___ Selected text ___

Skip to content
New issue

Have a question about this project? Sign up for a free GitHub account to open an issue and contact its maintainers and the community.

By clicking “Sign up for GitHub”, you agree to our terms of service and privacy statement. We’ll occasionally send you account related emails.

Already on GitHub? Sign in to your account

quote_from_bytes uses a lot of memory for larger bytestrings #95865

Closed
iforapsy opened this issue Aug 11, 2022 · 9 comments
Closed

quote_from_bytes uses a lot of memory for larger bytestrings #95865

iforapsy opened this issue Aug 11, 2022 · 9 comments
Labels
3.12 bugs and security fixes performance Performance or resource usage

Comments

@iforapsy
Copy link

iforapsy commented Aug 11, 2022

Bug report

When passed a bytestring that is over a hundred mebibytes (MiB), the urllib.parse.quote_from_bytes function uses much more memory and CPU than one would expect.

repro.py:

#!/usr/bin/env python3

import base64
from time import perf_counter
from urllib.parse import quote_from_bytes

MIB = 1024 ** 2


def main():
    bytes_ = base64.b64encode(100 * MIB * b'\x00')  # note 1
    start = perf_counter()
    quoted = quote_from_bytes(bytes_)
    stop = perf_counter()

    print(f"Quoting {len(bytes_)/1024**2:.3f} MiB took {stop-start} seconds")


if __name__ == '__main__':
    main()

I use /usr/bin/time to track how much CPU and memory is used.

$ /usr/bin/time -v ./repro.py
Quoting 133.333 MiB took 7.290915511985077 seconds
        Command being timed: "./repro.py"

___ Data section ___

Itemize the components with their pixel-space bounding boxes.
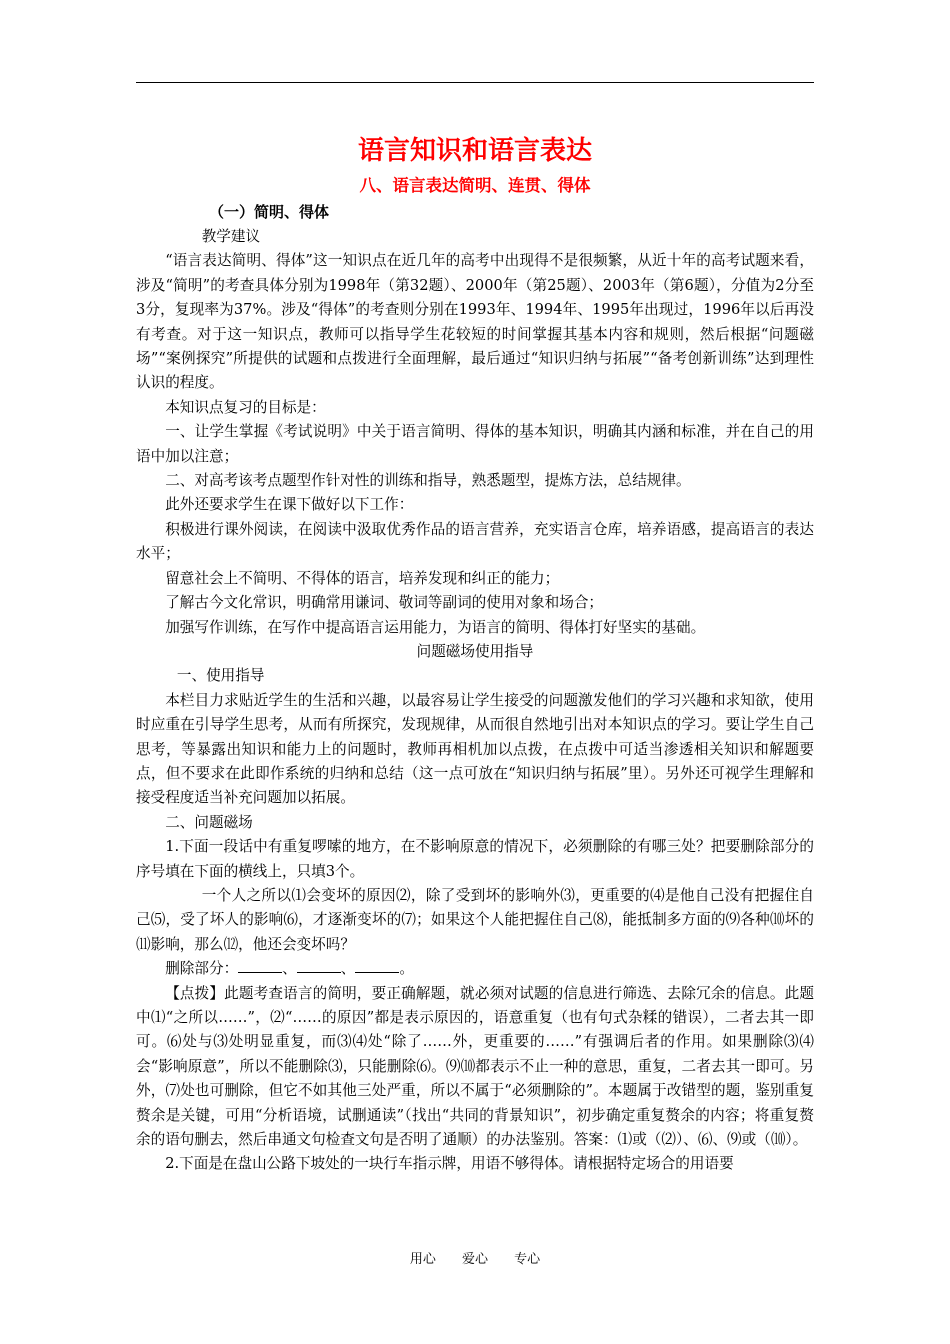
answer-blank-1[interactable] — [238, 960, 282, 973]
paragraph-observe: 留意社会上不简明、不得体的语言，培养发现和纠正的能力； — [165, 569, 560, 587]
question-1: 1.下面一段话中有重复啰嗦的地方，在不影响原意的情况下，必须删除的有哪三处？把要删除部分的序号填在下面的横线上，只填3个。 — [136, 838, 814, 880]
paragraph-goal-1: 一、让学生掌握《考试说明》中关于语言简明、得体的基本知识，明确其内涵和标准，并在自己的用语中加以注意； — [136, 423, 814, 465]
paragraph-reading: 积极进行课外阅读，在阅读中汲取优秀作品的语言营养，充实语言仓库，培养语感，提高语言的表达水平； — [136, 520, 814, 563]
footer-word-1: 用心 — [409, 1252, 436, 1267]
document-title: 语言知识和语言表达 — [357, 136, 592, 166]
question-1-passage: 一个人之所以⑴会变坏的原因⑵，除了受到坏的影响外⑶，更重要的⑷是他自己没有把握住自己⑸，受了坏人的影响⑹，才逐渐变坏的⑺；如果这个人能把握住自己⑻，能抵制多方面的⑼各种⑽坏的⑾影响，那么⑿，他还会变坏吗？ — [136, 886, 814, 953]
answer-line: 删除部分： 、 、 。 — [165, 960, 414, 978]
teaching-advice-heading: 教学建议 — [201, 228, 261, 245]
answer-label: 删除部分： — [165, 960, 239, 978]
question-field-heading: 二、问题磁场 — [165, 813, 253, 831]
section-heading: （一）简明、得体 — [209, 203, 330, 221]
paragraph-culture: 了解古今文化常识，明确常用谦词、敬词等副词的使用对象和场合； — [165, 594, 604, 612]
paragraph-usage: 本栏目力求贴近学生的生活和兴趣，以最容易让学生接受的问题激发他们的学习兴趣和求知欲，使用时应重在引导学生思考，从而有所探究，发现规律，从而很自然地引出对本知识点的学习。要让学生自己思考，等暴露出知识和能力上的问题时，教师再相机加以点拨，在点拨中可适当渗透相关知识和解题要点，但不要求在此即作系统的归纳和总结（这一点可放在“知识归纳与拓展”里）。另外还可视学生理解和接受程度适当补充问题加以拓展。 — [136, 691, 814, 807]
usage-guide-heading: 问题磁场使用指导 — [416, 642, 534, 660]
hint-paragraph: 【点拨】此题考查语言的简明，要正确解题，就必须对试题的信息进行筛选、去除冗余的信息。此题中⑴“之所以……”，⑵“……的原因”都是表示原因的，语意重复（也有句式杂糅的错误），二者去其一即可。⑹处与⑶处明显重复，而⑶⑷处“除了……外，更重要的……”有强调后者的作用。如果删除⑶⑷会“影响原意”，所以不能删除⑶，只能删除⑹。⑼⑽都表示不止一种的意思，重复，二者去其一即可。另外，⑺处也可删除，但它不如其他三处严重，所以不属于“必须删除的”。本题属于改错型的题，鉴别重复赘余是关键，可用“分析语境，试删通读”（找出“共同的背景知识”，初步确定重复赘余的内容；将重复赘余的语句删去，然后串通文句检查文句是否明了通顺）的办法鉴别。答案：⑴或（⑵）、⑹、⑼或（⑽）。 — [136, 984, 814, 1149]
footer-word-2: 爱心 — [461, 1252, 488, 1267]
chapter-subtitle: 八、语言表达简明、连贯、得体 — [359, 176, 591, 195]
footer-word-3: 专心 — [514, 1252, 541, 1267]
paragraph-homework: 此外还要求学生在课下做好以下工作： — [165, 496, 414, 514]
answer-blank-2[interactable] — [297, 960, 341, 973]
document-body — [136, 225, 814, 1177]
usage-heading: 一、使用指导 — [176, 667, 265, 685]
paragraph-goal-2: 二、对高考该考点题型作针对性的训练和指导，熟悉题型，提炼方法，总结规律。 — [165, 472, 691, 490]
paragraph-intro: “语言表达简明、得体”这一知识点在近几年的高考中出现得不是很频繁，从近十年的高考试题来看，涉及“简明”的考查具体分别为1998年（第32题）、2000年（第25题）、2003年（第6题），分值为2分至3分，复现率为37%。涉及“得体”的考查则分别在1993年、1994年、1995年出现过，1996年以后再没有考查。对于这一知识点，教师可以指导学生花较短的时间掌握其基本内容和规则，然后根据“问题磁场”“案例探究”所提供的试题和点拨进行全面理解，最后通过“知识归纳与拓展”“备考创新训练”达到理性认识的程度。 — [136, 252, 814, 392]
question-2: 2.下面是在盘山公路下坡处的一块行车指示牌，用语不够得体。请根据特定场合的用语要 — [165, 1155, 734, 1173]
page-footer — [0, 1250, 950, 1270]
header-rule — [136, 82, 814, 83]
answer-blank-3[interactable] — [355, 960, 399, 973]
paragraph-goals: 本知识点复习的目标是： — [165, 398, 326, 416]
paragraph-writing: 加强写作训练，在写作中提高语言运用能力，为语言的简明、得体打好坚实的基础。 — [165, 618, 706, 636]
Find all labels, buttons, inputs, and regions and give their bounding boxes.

___
___ Data section ___

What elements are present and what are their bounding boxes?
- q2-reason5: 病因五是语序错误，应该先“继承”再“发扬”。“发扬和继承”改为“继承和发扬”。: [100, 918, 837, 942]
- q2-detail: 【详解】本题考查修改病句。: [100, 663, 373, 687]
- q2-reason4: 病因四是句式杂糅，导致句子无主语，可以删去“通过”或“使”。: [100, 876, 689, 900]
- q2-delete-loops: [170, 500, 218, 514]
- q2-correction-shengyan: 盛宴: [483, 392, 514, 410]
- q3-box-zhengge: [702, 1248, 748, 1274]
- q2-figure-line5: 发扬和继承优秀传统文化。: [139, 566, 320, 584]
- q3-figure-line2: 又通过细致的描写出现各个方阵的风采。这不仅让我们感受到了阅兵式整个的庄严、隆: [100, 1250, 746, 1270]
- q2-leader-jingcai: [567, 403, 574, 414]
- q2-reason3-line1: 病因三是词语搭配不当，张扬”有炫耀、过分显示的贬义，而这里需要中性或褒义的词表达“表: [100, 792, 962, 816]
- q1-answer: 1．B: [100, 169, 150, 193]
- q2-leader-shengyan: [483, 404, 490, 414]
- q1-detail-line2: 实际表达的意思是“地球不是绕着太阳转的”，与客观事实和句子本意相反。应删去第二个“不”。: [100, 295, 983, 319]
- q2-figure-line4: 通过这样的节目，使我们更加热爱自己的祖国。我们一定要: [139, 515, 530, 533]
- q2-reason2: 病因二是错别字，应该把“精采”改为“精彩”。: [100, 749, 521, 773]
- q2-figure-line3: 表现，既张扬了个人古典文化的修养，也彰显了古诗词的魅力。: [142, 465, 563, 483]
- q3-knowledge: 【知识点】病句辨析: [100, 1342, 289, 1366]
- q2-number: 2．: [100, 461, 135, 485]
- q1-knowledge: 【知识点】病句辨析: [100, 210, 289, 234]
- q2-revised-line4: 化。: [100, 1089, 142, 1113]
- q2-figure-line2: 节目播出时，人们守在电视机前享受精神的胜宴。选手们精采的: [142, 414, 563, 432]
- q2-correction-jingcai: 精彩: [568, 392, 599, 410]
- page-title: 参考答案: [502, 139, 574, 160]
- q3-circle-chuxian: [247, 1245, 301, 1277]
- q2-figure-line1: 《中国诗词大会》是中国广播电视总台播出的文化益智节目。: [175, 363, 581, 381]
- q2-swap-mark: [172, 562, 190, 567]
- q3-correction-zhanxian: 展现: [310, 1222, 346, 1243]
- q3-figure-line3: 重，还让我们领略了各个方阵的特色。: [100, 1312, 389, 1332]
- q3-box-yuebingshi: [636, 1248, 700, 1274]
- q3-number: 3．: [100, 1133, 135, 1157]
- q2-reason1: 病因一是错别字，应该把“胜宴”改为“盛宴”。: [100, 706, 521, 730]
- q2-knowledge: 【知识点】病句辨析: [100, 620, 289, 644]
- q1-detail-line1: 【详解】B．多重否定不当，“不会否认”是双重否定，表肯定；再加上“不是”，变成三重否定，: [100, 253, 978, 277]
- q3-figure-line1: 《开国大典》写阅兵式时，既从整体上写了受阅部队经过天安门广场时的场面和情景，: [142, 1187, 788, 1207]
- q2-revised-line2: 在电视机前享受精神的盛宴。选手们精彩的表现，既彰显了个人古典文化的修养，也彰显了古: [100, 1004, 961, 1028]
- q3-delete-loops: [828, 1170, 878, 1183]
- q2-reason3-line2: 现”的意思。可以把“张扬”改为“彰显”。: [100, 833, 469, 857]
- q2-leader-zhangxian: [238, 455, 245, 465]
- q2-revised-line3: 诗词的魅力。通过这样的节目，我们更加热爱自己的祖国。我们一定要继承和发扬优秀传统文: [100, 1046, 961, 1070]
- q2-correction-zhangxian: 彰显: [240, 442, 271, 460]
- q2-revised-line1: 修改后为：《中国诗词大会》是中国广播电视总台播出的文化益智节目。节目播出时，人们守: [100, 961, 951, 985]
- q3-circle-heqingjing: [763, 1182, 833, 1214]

___

## List of tasks
1 > Answer these about the GitHub issue on quote_from_bytes memory use:
(a) On what date was the issue opened?
(b) Which tool does the reporter use to track CPU and memory usage?
(c) In the sample run, how many MiB were quoted, and how many seconds did it take?
2 > Extend the GitHub issue on quote_from_bytes memory use, starting right after its last line.

## The answers
1 >
(a) Aug 11, 2022
(b) /usr/bin/time
(c) 133.333 MiB, in 7.290915511985077 seconds

2 >
        User time (seconds): 7.12
        System time (seconds): 0.68
        Percent of CPU this job got: 99%
        Elapsed (wall clock) time (h:mm:ss or m:ss): 0:07.82
        ...
        Maximum resident set size (kbytes): 1374872
        ...

The function ends up at one point needing ten times the size of the bytestring to quote it (i.e. 1.31 GiB). It also takes several seconds to return. I expect it to return in under a second. Fortunately, there's no memory leak as the interpreter does return the memory after the function returns.

Interestingly, if I reduce 100 to 90 in the line marked "note 1", the function returns in half a second and uses only 250 MiB, which is much more in line with my pre-bug expectations.

This function consuming so much memory affects the AWSSDK for Python, boto3, as a lot of AWS APIs are called with URL-encoded parameters. boto3/botocore calls urllib.parse.urlencode to do that encoding. That ends up calling the problematic quote_from_bytes. Sample stack trace:

  File "/usr/local/lib/python3.8/dist-packages/botocore/client.py", line 508, in _api_call
    return self._make_api_call(operation_name, kwargs)
  File "/usr/local/lib/python3.8/dist-packages/botocore/client.py", line 898, in _make_api_call
    http, parsed_response = self._make_request(
  File "/usr/local/lib/python3.8/dist-packages/botocore/client.py", line 921, in _make_request
    return self._endpoint.make_request(operation_model, request_dict)
  File "/usr/local/lib/python3.8/dist-packages/botocore/endpoint.py", line 119, in make_request
    return self._send_request(request_dict, operation_model)
  File "/usr/local/lib/python3.8/dist-packages/botocore/endpoint.py", line 198, in _send_request
    request = self.create_request(request_dict, operation_model)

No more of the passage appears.